#### Source records

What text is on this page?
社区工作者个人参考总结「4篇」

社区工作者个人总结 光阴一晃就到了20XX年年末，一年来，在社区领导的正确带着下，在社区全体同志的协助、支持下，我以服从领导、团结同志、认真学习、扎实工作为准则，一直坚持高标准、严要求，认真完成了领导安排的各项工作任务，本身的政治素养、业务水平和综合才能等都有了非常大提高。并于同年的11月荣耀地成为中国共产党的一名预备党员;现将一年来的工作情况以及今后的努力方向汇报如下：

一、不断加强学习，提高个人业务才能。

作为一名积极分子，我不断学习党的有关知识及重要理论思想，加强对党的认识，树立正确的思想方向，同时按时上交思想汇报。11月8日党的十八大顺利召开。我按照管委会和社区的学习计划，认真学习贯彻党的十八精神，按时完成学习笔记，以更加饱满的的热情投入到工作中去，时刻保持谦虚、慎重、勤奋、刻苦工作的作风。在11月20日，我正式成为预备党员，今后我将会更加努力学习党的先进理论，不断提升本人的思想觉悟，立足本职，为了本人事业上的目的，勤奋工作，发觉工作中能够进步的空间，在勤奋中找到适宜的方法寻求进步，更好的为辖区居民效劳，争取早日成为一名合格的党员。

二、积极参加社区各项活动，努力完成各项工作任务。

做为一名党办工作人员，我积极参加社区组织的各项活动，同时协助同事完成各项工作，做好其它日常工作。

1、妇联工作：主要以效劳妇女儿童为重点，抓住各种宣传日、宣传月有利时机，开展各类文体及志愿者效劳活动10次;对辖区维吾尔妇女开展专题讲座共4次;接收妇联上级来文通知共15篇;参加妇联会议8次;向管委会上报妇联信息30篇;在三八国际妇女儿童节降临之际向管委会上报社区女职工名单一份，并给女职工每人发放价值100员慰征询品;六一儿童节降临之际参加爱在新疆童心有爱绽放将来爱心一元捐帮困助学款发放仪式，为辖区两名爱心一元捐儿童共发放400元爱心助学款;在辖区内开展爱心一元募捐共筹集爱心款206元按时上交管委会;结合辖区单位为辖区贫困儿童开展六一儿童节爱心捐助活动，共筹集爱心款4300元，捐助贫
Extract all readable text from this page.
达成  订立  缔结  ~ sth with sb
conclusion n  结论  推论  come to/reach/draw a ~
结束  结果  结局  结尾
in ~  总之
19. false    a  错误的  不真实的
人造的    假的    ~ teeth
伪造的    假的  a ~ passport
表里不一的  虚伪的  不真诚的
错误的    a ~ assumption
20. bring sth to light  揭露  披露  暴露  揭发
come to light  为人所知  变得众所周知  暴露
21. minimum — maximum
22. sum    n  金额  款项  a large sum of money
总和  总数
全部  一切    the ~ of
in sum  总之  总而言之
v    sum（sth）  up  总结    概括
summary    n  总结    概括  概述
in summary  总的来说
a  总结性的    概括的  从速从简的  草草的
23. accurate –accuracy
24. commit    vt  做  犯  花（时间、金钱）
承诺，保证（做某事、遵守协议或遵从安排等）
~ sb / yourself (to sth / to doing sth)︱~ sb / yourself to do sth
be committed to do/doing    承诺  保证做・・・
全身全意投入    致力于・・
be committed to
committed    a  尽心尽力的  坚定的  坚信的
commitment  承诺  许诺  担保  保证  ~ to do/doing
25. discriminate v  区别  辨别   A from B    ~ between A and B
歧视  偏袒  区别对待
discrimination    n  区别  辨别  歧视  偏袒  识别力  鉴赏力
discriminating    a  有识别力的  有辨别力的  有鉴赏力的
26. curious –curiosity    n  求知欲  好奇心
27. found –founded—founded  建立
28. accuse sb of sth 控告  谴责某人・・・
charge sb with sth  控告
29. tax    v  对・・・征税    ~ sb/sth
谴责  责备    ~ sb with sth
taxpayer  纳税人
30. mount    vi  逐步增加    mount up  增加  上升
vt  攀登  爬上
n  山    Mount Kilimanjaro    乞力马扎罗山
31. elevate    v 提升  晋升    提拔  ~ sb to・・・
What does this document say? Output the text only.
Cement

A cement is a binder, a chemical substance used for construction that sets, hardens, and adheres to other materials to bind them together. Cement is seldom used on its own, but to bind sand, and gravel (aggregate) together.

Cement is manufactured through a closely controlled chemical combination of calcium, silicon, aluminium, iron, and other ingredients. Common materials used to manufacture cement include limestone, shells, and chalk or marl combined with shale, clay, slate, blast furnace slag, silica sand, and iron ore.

########

* _Exercise instructions_
From the line that contains "What does this" down to the last line of the listing above, repeat each line exactly, and include nothing else.

* _Solution below_
What does this document say? Output the text only.
Cement

A cement is a binder, a chemical substance used for construction that sets, hardens, and adheres to other materials to bind them together. Cement is seldom used on its own, but to bind sand, and gravel (aggregate) together.

Cement is manufactured through a closely controlled chemical combination of calcium, silicon, aluminium, iron, and other ingredients. Common materials used to manufacture cement include limestone, shells, and chalk or marl combined with shale, clay, slate, blast furnace slag, silica sand, and iron ore.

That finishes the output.